* begin DATA FOR PROCESSING *
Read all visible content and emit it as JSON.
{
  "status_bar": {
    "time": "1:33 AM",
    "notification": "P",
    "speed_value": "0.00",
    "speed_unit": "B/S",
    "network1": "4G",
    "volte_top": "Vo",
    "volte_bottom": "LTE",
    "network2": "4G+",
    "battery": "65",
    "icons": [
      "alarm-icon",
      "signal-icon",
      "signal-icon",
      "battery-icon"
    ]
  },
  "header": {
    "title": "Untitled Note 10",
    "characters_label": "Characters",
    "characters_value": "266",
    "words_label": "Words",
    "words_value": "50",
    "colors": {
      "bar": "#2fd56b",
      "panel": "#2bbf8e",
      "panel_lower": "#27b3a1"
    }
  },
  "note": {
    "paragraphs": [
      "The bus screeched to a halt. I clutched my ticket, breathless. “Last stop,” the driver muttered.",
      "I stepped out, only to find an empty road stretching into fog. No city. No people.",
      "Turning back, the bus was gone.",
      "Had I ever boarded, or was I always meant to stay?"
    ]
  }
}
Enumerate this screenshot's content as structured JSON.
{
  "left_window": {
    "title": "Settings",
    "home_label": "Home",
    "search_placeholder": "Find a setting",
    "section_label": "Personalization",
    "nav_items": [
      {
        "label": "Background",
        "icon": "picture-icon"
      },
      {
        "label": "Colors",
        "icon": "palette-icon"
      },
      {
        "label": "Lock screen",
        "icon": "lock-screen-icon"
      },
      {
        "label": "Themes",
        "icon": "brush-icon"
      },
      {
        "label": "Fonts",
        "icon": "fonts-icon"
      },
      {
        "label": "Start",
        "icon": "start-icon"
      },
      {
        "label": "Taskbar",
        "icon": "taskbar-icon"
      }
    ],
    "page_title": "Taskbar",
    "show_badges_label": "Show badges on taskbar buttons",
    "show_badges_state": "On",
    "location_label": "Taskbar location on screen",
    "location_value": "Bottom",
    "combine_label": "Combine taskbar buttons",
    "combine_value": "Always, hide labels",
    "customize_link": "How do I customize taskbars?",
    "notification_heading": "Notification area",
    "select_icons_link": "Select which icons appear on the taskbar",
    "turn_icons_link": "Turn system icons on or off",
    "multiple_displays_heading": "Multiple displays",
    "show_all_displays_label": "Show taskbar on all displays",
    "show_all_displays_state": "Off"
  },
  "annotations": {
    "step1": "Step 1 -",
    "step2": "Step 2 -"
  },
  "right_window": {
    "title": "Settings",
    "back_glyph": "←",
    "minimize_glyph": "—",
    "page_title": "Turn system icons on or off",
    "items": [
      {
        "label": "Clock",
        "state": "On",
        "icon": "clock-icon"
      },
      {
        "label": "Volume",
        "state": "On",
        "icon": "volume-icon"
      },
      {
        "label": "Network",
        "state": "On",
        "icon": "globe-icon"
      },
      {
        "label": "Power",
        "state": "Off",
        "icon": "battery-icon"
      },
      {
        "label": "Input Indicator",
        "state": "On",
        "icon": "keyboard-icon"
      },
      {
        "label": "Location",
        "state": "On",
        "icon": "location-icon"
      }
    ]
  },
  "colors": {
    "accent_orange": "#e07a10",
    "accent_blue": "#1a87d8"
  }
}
* end DATA FOR PROCESSING *
[EXERCISE BRIEF]:
Find the lines of the material that hold the word "battery" and report their count alone.

[RESULT OF THIS EXERCISE]:
3